──────── GIVEN RECORDS

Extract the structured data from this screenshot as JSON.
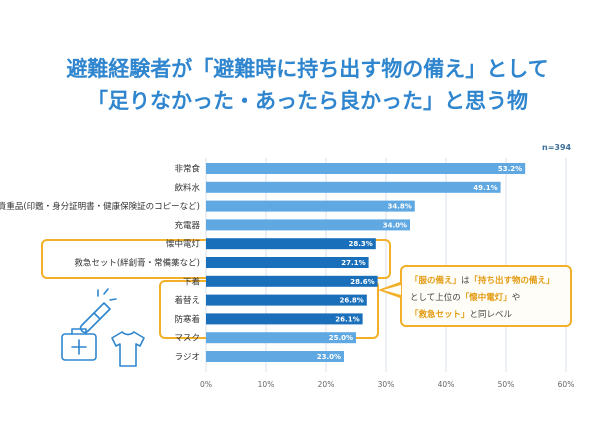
{
  "title": {
    "line1": "避難経験者が「避難時に持ち出す物の備え」として",
    "line2": "「足りなかった・あったら良かった」と思う物"
  },
  "sample_size": "n=394",
  "chart_data": {
    "type": "bar",
    "orientation": "horizontal",
    "categories": [
      "非常食",
      "飲料水",
      "貴重品(印鑑・身分証明書・健康保険証のコピーなど)",
      "充電器",
      "懐中電灯",
      "救急セット(絆創膏・常備薬など)",
      "下着",
      "着替え",
      "防寒着",
      "マスク",
      "ラジオ"
    ],
    "values": [
      53.2,
      49.1,
      34.8,
      34.0,
      28.3,
      27.1,
      28.6,
      26.8,
      26.1,
      25.0,
      23.0
    ],
    "value_labels": [
      "53.2%",
      "49.1%",
      "34.8%",
      "34.0%",
      "28.3%",
      "27.1%",
      "28.6%",
      "26.8%",
      "26.1%",
      "25.0%",
      "23.0%"
    ],
    "highlighted": [
      false,
      false,
      false,
      false,
      true,
      true,
      true,
      true,
      true,
      false,
      false
    ],
    "x_ticks": [
      "0%",
      "10%",
      "20%",
      "30%",
      "40%",
      "50%",
      "60%"
    ],
    "xlim": [
      0,
      60
    ],
    "grid": true,
    "colors": {
      "normal": "#5fa8e2",
      "highlight": "#1a6fba",
      "grid": "#cfd8e2",
      "box": "#f2b02a"
    }
  },
  "callout": {
    "line1_hl1": "「服の備え」",
    "line1_mid": "は",
    "line1_hl2": "「持ち出す物の備え」",
    "line2_pre": "として上位の",
    "line2_hl": "「懐中電灯」",
    "line2_post": "や",
    "line3_hl": "「救急セット」",
    "line3_post": "と同レベル"
  },
  "icons": [
    "flashlight-icon",
    "first-aid-kit-icon",
    "shirt-icon"
  ]
}
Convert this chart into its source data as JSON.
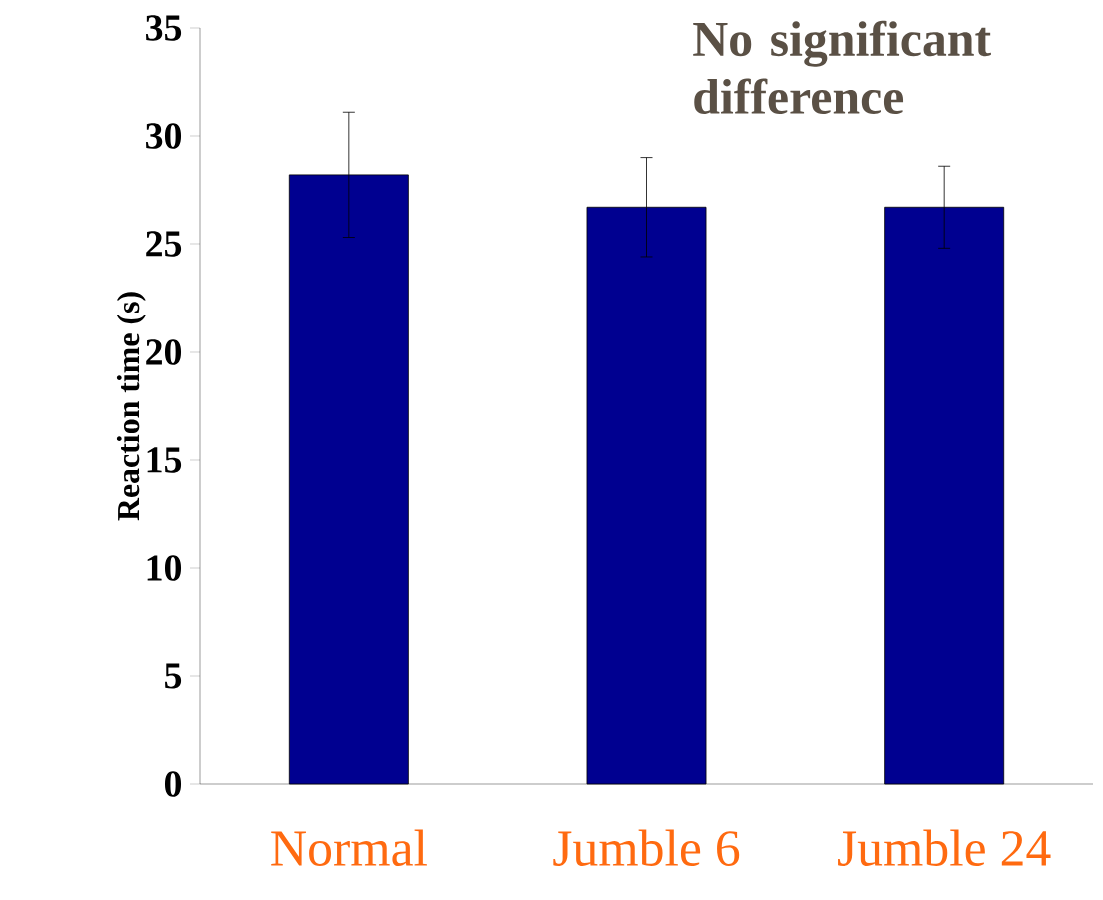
{
  "chart_data": {
    "type": "bar",
    "categories": [
      "Normal",
      "Jumble 6",
      "Jumble 24"
    ],
    "values": [
      28.2,
      26.7,
      26.7
    ],
    "errors": [
      2.9,
      2.3,
      1.9
    ],
    "color": "#000090",
    "ylabel": "Reaction time (s)",
    "ylim": [
      0,
      35
    ],
    "yticks": [
      0,
      5,
      10,
      15,
      20,
      25,
      30,
      35
    ],
    "annotations": [
      "No significant difference"
    ]
  }
}
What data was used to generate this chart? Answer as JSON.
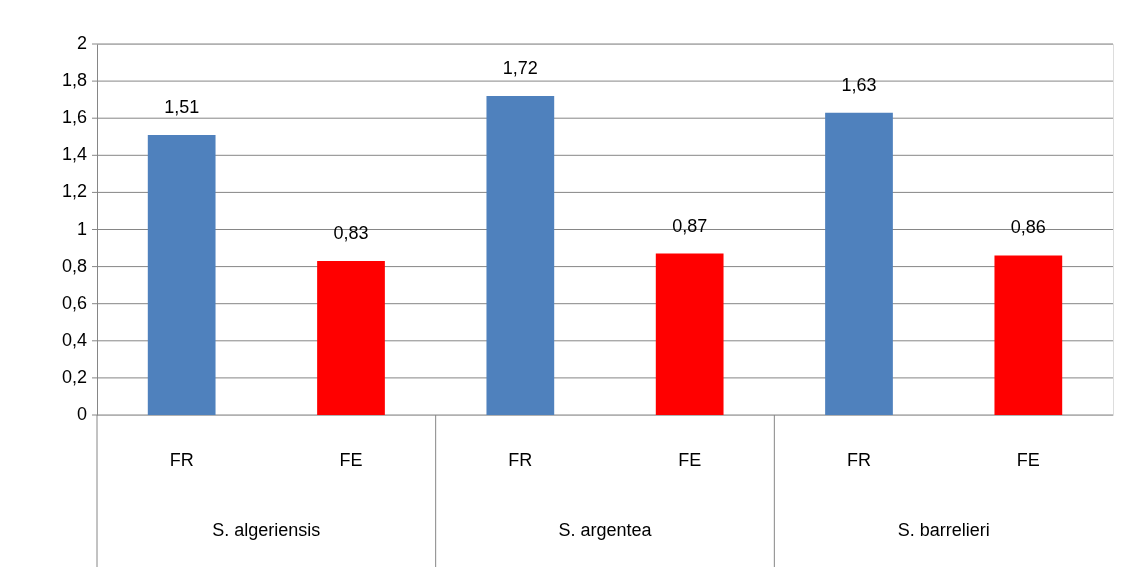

────────────────

### PROBLEM DETAILS
Starting with the line that contains "Convert this chart", reproduce every line down to the end of the listing above, both endpoints included. Pictures stay out.

### THE OUTPUT
Convert this chart into its source data as JSON.
{
  "chart_data": {
    "type": "bar",
    "categories": [
      "Normal",
      "Jumble 6",
      "Jumble 24"
    ],
    "values": [
      28.2,
      26.7,
      26.7
    ],
    "errors": [
      2.9,
      2.3,
      1.9
    ],
    "color": "#000090",
    "ylabel": "Reaction time (s)",
    "ylim": [
      0,
      35
    ],
    "yticks": [
      0,
      5,
      10,
      15,
      20,
      25,
      30,
      35
    ],
    "annotations": [
      "No significant difference"
    ]
  }
}
What data was used to generate this chart? Answer as JSON.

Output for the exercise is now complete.